* BEGIN *

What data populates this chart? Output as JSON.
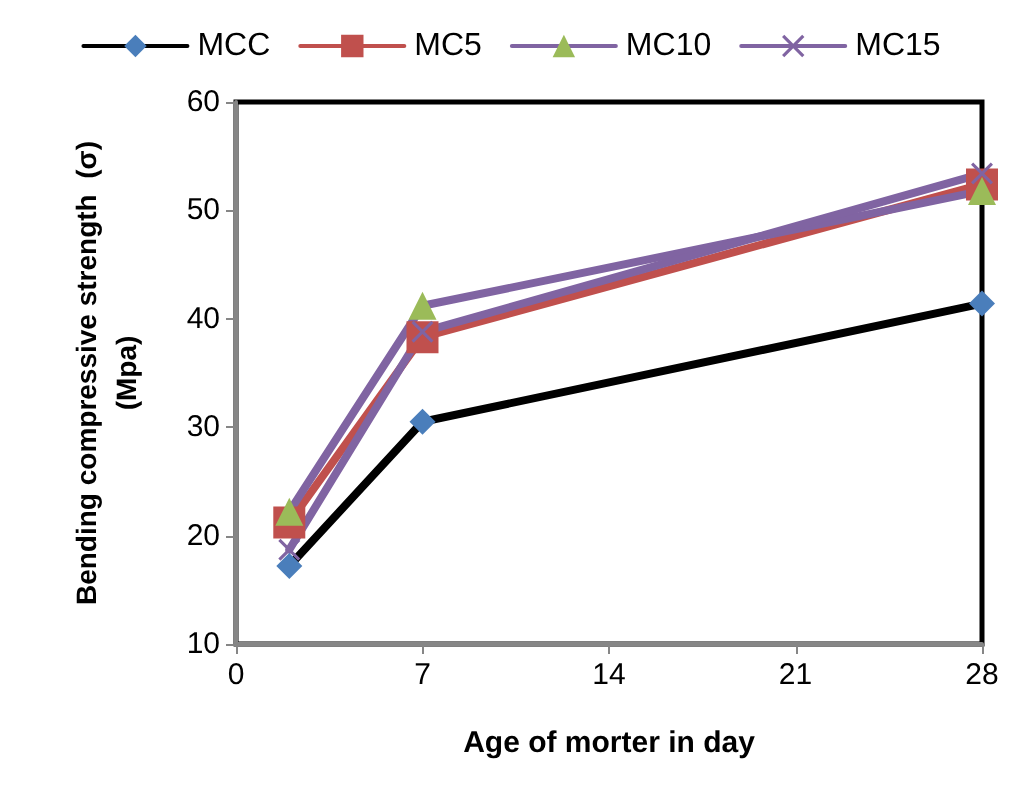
{
  "chart_data": {
    "type": "line",
    "xlabel": "Age of morter in day",
    "ylabel": "Bending compressive strength  (σ)\n(Mpa)",
    "x": [
      2,
      7,
      28
    ],
    "xlim": [
      0,
      28
    ],
    "xticks": [
      0,
      7,
      14,
      21,
      28
    ],
    "ylim": [
      10,
      60
    ],
    "yticks": [
      10,
      20,
      30,
      40,
      50,
      60
    ],
    "grid": false,
    "legend": "top",
    "line_style": "solid",
    "series": [
      {
        "name": "MCC",
        "color": "#000000",
        "colors": [
          "#4a7ebb",
          "#4a7ebb",
          "#4a7ebb"
        ],
        "marker": "diamond",
        "values": [
          17.2,
          30.5,
          41.4
        ]
      },
      {
        "name": "MC5",
        "color": "#c0504d",
        "colors": [
          "#c0504d",
          "#c0504d",
          "#c0504d"
        ],
        "marker": "square",
        "values": [
          21.2,
          38.3,
          52.4
        ]
      },
      {
        "name": "MC10",
        "color": "#8064a2",
        "colors": [
          "#9bbb59",
          "#9bbb59",
          "#9bbb59"
        ],
        "marker": "triangle",
        "values": [
          22.2,
          41.2,
          51.8
        ]
      },
      {
        "name": "MC15",
        "color": "#8064a2",
        "colors": [
          "#8064a2",
          "#8064a2",
          "#8064a2"
        ],
        "marker": "cross",
        "values": [
          18.7,
          38.8,
          53.4
        ]
      }
    ]
  }
}
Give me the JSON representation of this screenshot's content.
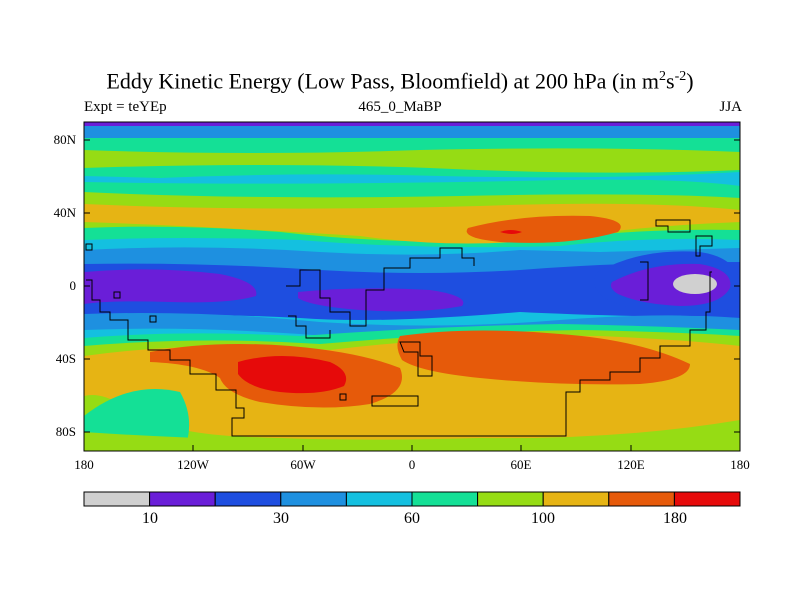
{
  "title": {
    "main": "Eddy Kinetic Energy (Low Pass, Bloomfield) at 200 hPa (in m",
    "sup1": "2",
    "mid": "s",
    "sup2": "-2",
    "end": ")"
  },
  "subtitle": {
    "left": "Expt = teYEp",
    "center": "465_0_MaBP",
    "right": "JJA"
  },
  "axes": {
    "y_ticks": [
      "80N",
      "40N",
      "0",
      "40S",
      "80S"
    ],
    "x_ticks": [
      "180",
      "120W",
      "60W",
      "0",
      "60E",
      "120E",
      "180"
    ]
  },
  "colorbar": {
    "colors": [
      "#d0d0d0",
      "#6a1ed8",
      "#1e4ee0",
      "#1e90e0",
      "#14c0e0",
      "#14e096",
      "#96dc14",
      "#e6b414",
      "#e65a0a",
      "#e60a0a"
    ],
    "labels": [
      "10",
      "30",
      "60",
      "100",
      "180"
    ]
  },
  "map": {
    "background_color": "#14c0e0"
  }
}
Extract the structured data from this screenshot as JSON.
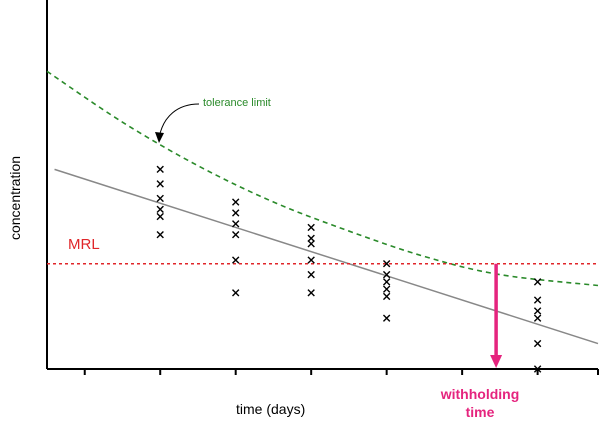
{
  "chart_data": {
    "type": "scatter",
    "xlabel": "time (days)",
    "ylabel": "concentration",
    "xlim": [
      0,
      7.3
    ],
    "ylim": [
      0,
      10
    ],
    "x_ticks": [
      0.5,
      1.5,
      2.5,
      3.5,
      4.5,
      5.5,
      6.5,
      7.3
    ],
    "series": [
      {
        "points": [
          {
            "x": 1.5,
            "y": 5.5
          },
          {
            "x": 1.5,
            "y": 5.1
          },
          {
            "x": 1.5,
            "y": 4.7
          },
          {
            "x": 1.5,
            "y": 4.4
          },
          {
            "x": 1.5,
            "y": 4.2
          },
          {
            "x": 1.5,
            "y": 3.7
          },
          {
            "x": 2.5,
            "y": 4.6
          },
          {
            "x": 2.5,
            "y": 4.3
          },
          {
            "x": 2.5,
            "y": 4.0
          },
          {
            "x": 2.5,
            "y": 3.7
          },
          {
            "x": 2.5,
            "y": 3.0
          },
          {
            "x": 2.5,
            "y": 2.1
          },
          {
            "x": 3.5,
            "y": 3.9
          },
          {
            "x": 3.5,
            "y": 3.6
          },
          {
            "x": 3.5,
            "y": 3.45
          },
          {
            "x": 3.5,
            "y": 3.0
          },
          {
            "x": 3.5,
            "y": 2.6
          },
          {
            "x": 3.5,
            "y": 2.1
          },
          {
            "x": 4.5,
            "y": 2.9
          },
          {
            "x": 4.5,
            "y": 2.6
          },
          {
            "x": 4.5,
            "y": 2.4
          },
          {
            "x": 4.5,
            "y": 2.2
          },
          {
            "x": 4.5,
            "y": 2.0
          },
          {
            "x": 4.5,
            "y": 1.4
          },
          {
            "x": 6.5,
            "y": 2.4
          },
          {
            "x": 6.5,
            "y": 1.9
          },
          {
            "x": 6.5,
            "y": 1.6
          },
          {
            "x": 6.5,
            "y": 1.4
          },
          {
            "x": 6.5,
            "y": 0.7
          },
          {
            "x": 6.5,
            "y": 0.0
          }
        ],
        "color": "#000000"
      }
    ],
    "regression_line": {
      "x": [
        0.1,
        7.3
      ],
      "y": [
        5.5,
        0.7
      ],
      "color": "#888888"
    },
    "tolerance_limit": {
      "label": "tolerance limit",
      "x": [
        0.0,
        1.0,
        2.0,
        3.0,
        4.0,
        5.0,
        6.0,
        7.3
      ],
      "y": [
        8.2,
        6.8,
        5.6,
        4.6,
        3.8,
        3.1,
        2.6,
        2.3
      ],
      "color": "#2a8a2a",
      "dash": true
    },
    "mrl": {
      "label": "MRL",
      "y": 2.9,
      "color": "#e0262a"
    },
    "withholding_time": {
      "label": "withholding time",
      "x": 5.95,
      "color": "#e5247e"
    },
    "grid": false
  }
}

* END *

_Task to carry out_: Copy the listing word for word, excluding its pictures.

_Answer_:
What data populates this chart? Output as JSON.
{
  "chart_data": {
    "type": "line",
    "xlabel": "Age of morter in day",
    "ylabel": "Bending compressive strength  (σ)\n(Mpa)",
    "x": [
      2,
      7,
      28
    ],
    "xlim": [
      0,
      28
    ],
    "xticks": [
      0,
      7,
      14,
      21,
      28
    ],
    "ylim": [
      10,
      60
    ],
    "yticks": [
      10,
      20,
      30,
      40,
      50,
      60
    ],
    "grid": false,
    "legend": "top",
    "line_style": "solid",
    "series": [
      {
        "name": "MCC",
        "color": "#000000",
        "colors": [
          "#4a7ebb",
          "#4a7ebb",
          "#4a7ebb"
        ],
        "marker": "diamond",
        "values": [
          17.2,
          30.5,
          41.4
        ]
      },
      {
        "name": "MC5",
        "color": "#c0504d",
        "colors": [
          "#c0504d",
          "#c0504d",
          "#c0504d"
        ],
        "marker": "square",
        "values": [
          21.2,
          38.3,
          52.4
        ]
      },
      {
        "name": "MC10",
        "color": "#8064a2",
        "colors": [
          "#9bbb59",
          "#9bbb59",
          "#9bbb59"
        ],
        "marker": "triangle",
        "values": [
          22.2,
          41.2,
          51.8
        ]
      },
      {
        "name": "MC15",
        "color": "#8064a2",
        "colors": [
          "#8064a2",
          "#8064a2",
          "#8064a2"
        ],
        "marker": "cross",
        "values": [
          18.7,
          38.8,
          53.4
        ]
      }
    ]
  }
}
Give me the JSON representation of this screenshot's content.
{
  "title": {
    "main": "Eddy Kinetic Energy (Low Pass, Bloomfield) at 200 hPa (in m",
    "sup1": "2",
    "mid": "s",
    "sup2": "-2",
    "end": ")"
  },
  "subtitle": {
    "left": "Expt = teYEp",
    "center": "465_0_MaBP",
    "right": "JJA"
  },
  "axes": {
    "y_ticks": [
      "80N",
      "40N",
      "0",
      "40S",
      "80S"
    ],
    "x_ticks": [
      "180",
      "120W",
      "60W",
      "0",
      "60E",
      "120E",
      "180"
    ]
  },
  "colorbar": {
    "colors": [
      "#d0d0d0",
      "#6a1ed8",
      "#1e4ee0",
      "#1e90e0",
      "#14c0e0",
      "#14e096",
      "#96dc14",
      "#e6b414",
      "#e65a0a",
      "#e60a0a"
    ],
    "labels": [
      "10",
      "30",
      "60",
      "100",
      "180"
    ]
  },
  "map": {
    "background_color": "#14c0e0"
  }
}
Extract the structured data from this screenshot as JSON.
{
  "chart_data": {
    "type": "scatter",
    "xlabel": "time (days)",
    "ylabel": "concentration",
    "xlim": [
      0,
      7.3
    ],
    "ylim": [
      0,
      10
    ],
    "x_ticks": [
      0.5,
      1.5,
      2.5,
      3.5,
      4.5,
      5.5,
      6.5,
      7.3
    ],
    "series": [
      {
        "points": [
          {
            "x": 1.5,
            "y": 5.5
          },
          {
            "x": 1.5,
            "y": 5.1
          },
          {
            "x": 1.5,
            "y": 4.7
          },
          {
            "x": 1.5,
            "y": 4.4
          },
          {
            "x": 1.5,
            "y": 4.2
          },
          {
            "x": 1.5,
            "y": 3.7
          },
          {
            "x": 2.5,
            "y": 4.6
          },
          {
            "x": 2.5,
            "y": 4.3
          },
          {
            "x": 2.5,
            "y": 4.0
          },
          {
            "x": 2.5,
            "y": 3.7
          },
          {
            "x": 2.5,
            "y": 3.0
          },
          {
            "x": 2.5,
            "y": 2.1
          },
          {
            "x": 3.5,
            "y": 3.9
          },
          {
            "x": 3.5,
            "y": 3.6
          },
          {
            "x": 3.5,
            "y": 3.45
          },
          {
            "x": 3.5,
            "y": 3.0
          },
          {
            "x": 3.5,
            "y": 2.6
          },
          {
            "x": 3.5,
            "y": 2.1
          },
          {
            "x": 4.5,
            "y": 2.9
          },
          {
            "x": 4.5,
            "y": 2.6
          },
          {
            "x": 4.5,
            "y": 2.4
          },
          {
            "x": 4.5,
            "y": 2.2
          },
          {
            "x": 4.5,
            "y": 2.0
          },
          {
            "x": 4.5,
            "y": 1.4
          },
          {
            "x": 6.5,
            "y": 2.4
          },
          {
            "x": 6.5,
            "y": 1.9
          },
          {
            "x": 6.5,
            "y": 1.6
          },
          {
            "x": 6.5,
            "y": 1.4
          },
          {
            "x": 6.5,
            "y": 0.7
          },
          {
            "x": 6.5,
            "y": 0.0
          }
        ],
        "color": "#000000"
      }
    ],
    "regression_line": {
      "x": [
        0.1,
        7.3
      ],
      "y": [
        5.5,
        0.7
      ],
      "color": "#888888"
    },
    "tolerance_limit": {
      "label": "tolerance limit",
      "x": [
        0.0,
        1.0,
        2.0,
        3.0,
        4.0,
        5.0,
        6.0,
        7.3
      ],
      "y": [
        8.2,
        6.8,
        5.6,
        4.6,
        3.8,
        3.1,
        2.6,
        2.3
      ],
      "color": "#2a8a2a",
      "dash": true
    },
    "mrl": {
      "label": "MRL",
      "y": 2.9,
      "color": "#e0262a"
    },
    "withholding_time": {
      "label": "withholding time",
      "x": 5.95,
      "color": "#e5247e"
    },
    "grid": false
  }
}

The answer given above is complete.